#### [YOUR OBJECTIVE]
Copy each line that contains the word "sample".

Structured figure records:
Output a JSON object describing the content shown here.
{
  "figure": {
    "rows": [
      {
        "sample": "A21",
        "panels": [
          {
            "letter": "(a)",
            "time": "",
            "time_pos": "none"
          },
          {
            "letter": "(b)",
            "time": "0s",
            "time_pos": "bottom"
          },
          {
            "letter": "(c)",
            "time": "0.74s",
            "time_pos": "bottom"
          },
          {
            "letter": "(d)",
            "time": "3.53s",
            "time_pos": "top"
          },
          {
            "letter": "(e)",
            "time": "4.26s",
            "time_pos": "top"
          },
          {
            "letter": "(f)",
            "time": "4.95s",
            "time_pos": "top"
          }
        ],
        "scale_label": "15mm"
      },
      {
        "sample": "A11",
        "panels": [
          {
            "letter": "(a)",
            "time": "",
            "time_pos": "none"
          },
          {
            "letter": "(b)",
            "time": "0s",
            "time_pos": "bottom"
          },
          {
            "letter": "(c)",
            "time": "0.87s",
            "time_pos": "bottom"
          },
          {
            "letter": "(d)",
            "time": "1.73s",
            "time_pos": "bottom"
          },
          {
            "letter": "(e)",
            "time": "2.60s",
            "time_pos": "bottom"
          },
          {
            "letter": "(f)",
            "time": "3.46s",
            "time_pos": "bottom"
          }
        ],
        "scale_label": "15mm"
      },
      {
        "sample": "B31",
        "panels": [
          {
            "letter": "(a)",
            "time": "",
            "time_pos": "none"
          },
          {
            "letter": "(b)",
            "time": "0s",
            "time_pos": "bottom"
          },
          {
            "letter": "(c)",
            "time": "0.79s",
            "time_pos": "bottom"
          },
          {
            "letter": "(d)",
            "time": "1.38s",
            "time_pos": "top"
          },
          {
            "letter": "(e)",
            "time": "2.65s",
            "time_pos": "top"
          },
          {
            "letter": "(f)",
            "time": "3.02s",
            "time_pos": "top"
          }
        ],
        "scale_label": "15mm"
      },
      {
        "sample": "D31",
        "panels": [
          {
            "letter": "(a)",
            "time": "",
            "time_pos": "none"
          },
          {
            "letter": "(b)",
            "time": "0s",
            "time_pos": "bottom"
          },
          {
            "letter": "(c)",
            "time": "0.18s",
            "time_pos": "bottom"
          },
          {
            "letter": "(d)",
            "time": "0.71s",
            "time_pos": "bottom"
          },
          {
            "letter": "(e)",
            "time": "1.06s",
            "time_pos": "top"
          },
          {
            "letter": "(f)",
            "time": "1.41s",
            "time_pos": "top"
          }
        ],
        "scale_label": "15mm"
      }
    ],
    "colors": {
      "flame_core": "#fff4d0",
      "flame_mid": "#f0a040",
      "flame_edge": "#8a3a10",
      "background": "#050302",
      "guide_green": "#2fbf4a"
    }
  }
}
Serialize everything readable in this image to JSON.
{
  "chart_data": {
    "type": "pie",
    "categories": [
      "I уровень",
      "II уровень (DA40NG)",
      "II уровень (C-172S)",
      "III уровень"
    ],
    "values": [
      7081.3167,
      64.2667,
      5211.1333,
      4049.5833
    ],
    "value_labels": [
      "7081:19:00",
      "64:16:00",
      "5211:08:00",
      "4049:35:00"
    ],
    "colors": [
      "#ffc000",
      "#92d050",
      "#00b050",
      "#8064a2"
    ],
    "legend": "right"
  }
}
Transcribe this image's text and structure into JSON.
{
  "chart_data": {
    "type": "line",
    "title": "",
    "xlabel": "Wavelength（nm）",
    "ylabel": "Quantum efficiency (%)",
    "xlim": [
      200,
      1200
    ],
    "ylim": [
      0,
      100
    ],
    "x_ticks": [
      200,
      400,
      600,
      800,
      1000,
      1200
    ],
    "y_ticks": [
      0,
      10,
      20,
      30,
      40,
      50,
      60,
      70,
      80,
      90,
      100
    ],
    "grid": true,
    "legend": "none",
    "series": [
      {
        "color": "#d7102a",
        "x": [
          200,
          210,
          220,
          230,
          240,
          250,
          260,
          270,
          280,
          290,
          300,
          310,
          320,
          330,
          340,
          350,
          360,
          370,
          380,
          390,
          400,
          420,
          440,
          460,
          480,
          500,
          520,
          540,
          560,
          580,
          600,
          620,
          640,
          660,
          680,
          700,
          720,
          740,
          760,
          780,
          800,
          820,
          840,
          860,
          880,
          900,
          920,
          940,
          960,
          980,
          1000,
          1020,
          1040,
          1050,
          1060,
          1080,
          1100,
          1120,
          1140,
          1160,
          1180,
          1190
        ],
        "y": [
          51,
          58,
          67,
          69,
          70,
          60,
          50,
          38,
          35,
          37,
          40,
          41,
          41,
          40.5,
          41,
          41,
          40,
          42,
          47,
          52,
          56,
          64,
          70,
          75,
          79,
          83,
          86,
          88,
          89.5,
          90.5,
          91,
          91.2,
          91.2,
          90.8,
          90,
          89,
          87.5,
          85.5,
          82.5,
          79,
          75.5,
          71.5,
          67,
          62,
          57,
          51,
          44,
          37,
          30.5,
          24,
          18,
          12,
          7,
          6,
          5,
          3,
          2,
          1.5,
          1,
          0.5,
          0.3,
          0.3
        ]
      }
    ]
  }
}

#### [OUTPUT FOR THIS EXERCISE]
        "sample": "A21",
        "sample": "A11",
        "sample": "B31",
        "sample": "D31",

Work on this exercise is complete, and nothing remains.